** start **
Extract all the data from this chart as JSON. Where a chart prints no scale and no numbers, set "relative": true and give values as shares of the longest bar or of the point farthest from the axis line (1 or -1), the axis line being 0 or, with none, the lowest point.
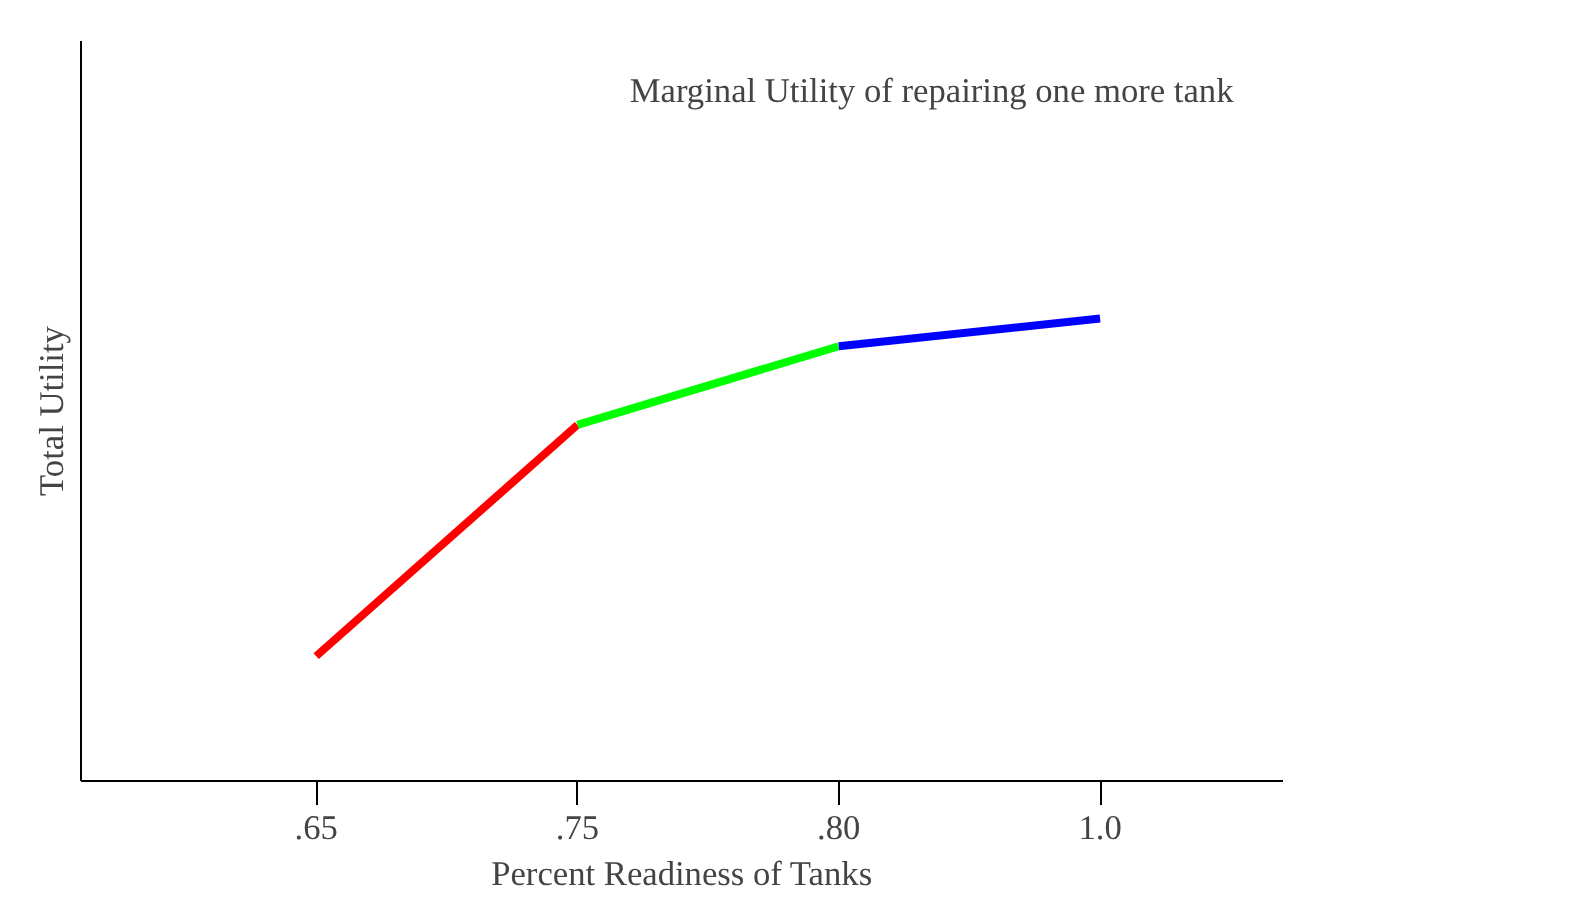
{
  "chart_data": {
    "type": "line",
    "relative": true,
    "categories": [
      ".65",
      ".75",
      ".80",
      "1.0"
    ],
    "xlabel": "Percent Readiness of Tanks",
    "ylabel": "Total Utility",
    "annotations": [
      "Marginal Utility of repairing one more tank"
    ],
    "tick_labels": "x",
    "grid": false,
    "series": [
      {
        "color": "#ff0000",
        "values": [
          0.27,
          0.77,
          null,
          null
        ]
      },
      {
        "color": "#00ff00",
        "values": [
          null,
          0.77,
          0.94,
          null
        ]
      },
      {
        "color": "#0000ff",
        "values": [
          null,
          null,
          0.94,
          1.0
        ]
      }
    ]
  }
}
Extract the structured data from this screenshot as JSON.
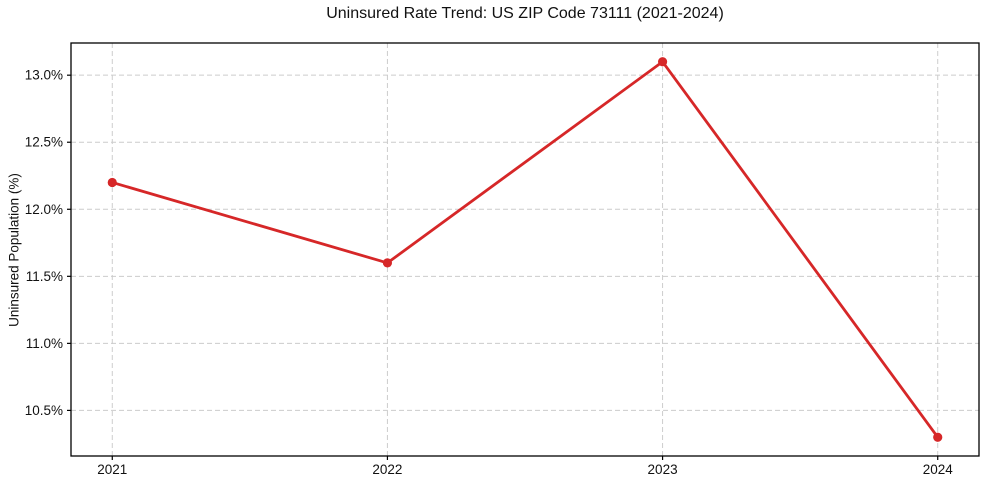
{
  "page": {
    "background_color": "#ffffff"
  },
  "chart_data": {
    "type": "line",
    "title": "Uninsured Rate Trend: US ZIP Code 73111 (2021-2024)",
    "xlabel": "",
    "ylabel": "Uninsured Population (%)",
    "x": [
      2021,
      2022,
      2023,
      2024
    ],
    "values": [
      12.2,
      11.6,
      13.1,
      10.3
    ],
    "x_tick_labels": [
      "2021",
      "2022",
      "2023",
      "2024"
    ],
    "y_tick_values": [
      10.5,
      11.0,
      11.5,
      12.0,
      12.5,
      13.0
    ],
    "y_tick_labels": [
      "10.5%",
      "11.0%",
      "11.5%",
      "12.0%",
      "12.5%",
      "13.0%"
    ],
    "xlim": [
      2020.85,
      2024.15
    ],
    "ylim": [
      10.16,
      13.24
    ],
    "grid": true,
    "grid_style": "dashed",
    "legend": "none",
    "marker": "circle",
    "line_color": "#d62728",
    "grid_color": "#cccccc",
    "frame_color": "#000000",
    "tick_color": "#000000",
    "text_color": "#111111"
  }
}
** end **
§ **Set problem**: Except for the pictures, print the data above exactly.

§ **Result below**:
Extract all the data from this chart as JSON. Where a chart prints no scale and no numbers, set "relative": true and give values as shares of the longest bar or of the point farthest from the axis line (1 or -1), the axis line being 0 or, with none, the lowest point.
{
  "chart_data": {
    "type": "line",
    "relative": true,
    "categories": [
      ".65",
      ".75",
      ".80",
      "1.0"
    ],
    "xlabel": "Percent Readiness of Tanks",
    "ylabel": "Total Utility",
    "annotations": [
      "Marginal Utility of repairing one more tank"
    ],
    "tick_labels": "x",
    "grid": false,
    "series": [
      {
        "color": "#ff0000",
        "values": [
          0.27,
          0.77,
          null,
          null
        ]
      },
      {
        "color": "#00ff00",
        "values": [
          null,
          0.77,
          0.94,
          null
        ]
      },
      {
        "color": "#0000ff",
        "values": [
          null,
          null,
          0.94,
          1.0
        ]
      }
    ]
  }
}
Extract the structured data from this screenshot as JSON.
{
  "page": {
    "background_color": "#ffffff"
  },
  "chart_data": {
    "type": "line",
    "title": "Uninsured Rate Trend: US ZIP Code 73111 (2021-2024)",
    "xlabel": "",
    "ylabel": "Uninsured Population (%)",
    "x": [
      2021,
      2022,
      2023,
      2024
    ],
    "values": [
      12.2,
      11.6,
      13.1,
      10.3
    ],
    "x_tick_labels": [
      "2021",
      "2022",
      "2023",
      "2024"
    ],
    "y_tick_values": [
      10.5,
      11.0,
      11.5,
      12.0,
      12.5,
      13.0
    ],
    "y_tick_labels": [
      "10.5%",
      "11.0%",
      "11.5%",
      "12.0%",
      "12.5%",
      "13.0%"
    ],
    "xlim": [
      2020.85,
      2024.15
    ],
    "ylim": [
      10.16,
      13.24
    ],
    "grid": true,
    "grid_style": "dashed",
    "legend": "none",
    "marker": "circle",
    "line_color": "#d62728",
    "grid_color": "#cccccc",
    "frame_color": "#000000",
    "tick_color": "#000000",
    "text_color": "#111111"
  }
}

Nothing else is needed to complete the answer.